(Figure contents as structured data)
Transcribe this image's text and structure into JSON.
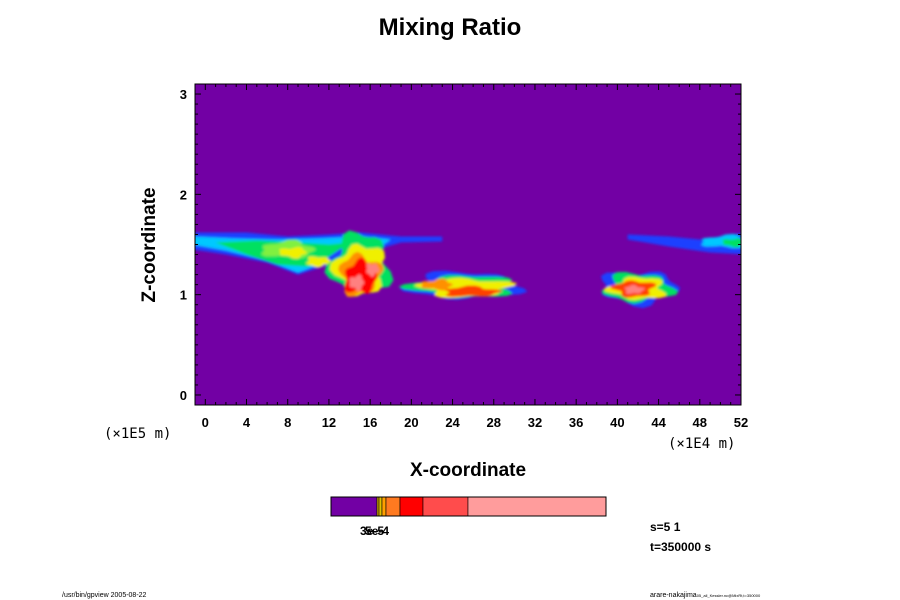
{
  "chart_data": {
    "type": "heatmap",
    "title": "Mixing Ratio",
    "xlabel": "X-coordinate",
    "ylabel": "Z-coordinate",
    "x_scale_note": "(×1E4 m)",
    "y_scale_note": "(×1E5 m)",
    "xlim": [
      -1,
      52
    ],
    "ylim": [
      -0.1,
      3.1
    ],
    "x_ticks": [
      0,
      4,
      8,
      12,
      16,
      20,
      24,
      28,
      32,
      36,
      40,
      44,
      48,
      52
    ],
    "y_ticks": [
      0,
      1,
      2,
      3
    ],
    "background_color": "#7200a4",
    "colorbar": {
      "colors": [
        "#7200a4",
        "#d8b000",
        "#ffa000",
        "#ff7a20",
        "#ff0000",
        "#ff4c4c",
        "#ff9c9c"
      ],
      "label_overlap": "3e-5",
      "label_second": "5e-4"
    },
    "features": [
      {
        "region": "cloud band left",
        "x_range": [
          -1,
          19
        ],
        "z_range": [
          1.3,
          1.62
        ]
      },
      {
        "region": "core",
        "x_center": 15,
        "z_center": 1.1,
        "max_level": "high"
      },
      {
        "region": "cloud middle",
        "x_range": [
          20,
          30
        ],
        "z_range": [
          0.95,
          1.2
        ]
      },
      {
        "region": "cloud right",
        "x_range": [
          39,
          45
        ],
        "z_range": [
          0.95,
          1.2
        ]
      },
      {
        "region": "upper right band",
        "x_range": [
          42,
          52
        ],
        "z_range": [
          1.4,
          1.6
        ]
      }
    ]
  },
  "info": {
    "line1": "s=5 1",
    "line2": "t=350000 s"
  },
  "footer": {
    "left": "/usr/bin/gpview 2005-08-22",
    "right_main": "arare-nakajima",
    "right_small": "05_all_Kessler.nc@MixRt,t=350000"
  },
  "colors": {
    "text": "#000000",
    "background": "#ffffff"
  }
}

* * *

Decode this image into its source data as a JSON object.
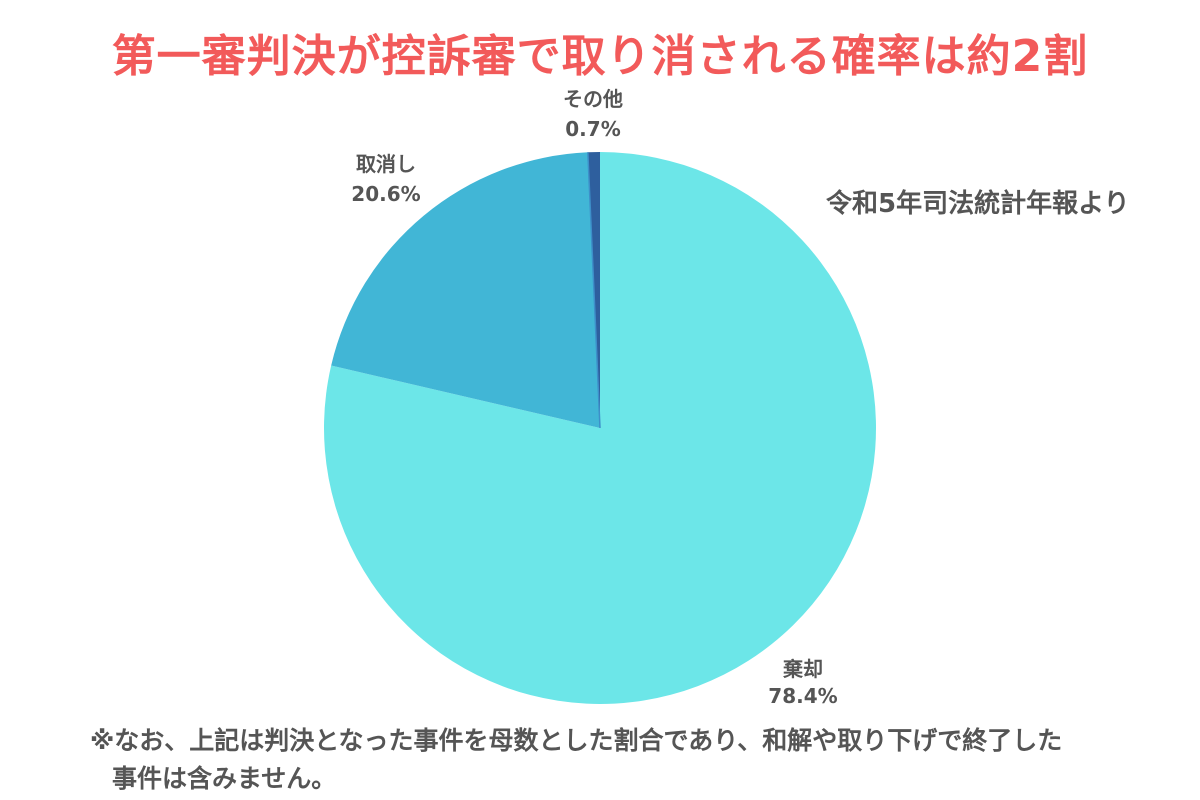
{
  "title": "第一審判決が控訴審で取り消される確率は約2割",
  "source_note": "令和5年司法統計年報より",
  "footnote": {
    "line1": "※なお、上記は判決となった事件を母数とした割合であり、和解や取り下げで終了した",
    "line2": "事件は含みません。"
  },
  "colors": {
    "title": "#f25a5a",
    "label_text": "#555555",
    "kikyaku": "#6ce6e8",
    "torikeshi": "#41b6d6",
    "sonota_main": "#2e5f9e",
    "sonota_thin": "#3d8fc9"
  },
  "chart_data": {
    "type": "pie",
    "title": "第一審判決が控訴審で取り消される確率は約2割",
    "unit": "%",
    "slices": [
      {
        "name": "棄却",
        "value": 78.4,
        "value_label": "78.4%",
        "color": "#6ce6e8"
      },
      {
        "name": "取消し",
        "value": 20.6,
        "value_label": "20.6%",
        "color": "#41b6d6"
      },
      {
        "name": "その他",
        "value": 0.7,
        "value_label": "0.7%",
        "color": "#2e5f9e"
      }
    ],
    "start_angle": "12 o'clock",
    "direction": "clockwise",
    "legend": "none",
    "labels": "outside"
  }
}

WHAT IS BEING ASKED:
Find the word "this" in the entries, and copy every line it shows up in.

SOLVED PROBLEM:
Transcribe this image's text and structure into JSON.
Decode this image into its source data as a JSON object.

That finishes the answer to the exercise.